### [Exercise instructions]
Which lines of the records below contain the string "currency"? Gather each of them and copy it out in full.

### [Entries]
## Start

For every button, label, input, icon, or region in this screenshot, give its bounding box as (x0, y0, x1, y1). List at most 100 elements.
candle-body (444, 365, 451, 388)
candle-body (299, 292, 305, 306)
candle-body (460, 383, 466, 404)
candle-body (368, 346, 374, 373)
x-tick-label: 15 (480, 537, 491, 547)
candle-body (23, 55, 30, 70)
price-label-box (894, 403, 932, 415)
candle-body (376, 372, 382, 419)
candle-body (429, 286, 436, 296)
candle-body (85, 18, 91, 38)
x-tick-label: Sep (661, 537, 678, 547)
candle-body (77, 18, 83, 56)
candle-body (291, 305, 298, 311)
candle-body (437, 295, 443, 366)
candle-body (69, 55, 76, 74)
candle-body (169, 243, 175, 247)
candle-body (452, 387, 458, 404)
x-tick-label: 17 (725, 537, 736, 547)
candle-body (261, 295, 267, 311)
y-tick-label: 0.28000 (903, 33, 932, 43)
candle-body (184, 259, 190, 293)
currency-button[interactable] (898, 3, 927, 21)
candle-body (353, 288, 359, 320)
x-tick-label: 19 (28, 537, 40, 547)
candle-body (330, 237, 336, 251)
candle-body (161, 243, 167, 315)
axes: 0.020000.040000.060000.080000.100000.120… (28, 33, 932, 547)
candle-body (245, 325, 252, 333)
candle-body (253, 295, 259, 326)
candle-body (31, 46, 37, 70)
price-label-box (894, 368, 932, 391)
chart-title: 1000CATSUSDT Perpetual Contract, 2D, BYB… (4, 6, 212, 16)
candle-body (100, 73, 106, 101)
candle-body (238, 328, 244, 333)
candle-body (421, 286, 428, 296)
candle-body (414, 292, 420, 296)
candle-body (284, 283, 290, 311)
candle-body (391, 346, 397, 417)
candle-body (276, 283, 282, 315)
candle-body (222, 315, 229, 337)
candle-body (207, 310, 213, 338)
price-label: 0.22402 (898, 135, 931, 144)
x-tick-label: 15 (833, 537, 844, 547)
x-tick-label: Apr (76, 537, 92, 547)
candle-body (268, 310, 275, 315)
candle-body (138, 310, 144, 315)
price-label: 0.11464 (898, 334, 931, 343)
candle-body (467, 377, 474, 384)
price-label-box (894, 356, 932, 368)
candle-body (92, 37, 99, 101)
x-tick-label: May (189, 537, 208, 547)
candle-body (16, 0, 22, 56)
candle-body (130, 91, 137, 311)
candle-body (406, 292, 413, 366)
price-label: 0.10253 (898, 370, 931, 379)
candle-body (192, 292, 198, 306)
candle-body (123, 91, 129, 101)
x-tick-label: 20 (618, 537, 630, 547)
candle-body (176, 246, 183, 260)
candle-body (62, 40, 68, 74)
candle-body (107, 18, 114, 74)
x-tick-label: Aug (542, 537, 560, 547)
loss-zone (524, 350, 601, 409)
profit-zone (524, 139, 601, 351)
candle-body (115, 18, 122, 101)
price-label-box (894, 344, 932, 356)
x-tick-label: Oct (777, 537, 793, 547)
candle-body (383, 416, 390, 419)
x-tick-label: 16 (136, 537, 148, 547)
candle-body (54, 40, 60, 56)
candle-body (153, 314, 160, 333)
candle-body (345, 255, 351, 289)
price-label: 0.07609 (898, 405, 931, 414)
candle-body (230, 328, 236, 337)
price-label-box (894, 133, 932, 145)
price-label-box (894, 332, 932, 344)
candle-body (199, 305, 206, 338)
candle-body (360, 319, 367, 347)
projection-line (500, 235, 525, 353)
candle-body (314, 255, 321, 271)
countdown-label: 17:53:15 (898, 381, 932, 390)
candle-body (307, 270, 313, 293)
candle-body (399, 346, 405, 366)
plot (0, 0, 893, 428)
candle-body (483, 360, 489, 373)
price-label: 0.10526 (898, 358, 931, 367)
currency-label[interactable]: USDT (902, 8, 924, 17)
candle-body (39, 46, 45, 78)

## End

### [Solution below]
currency-button[interactable] (898, 3, 927, 21)
currency-label[interactable]: USDT (902, 8, 924, 17)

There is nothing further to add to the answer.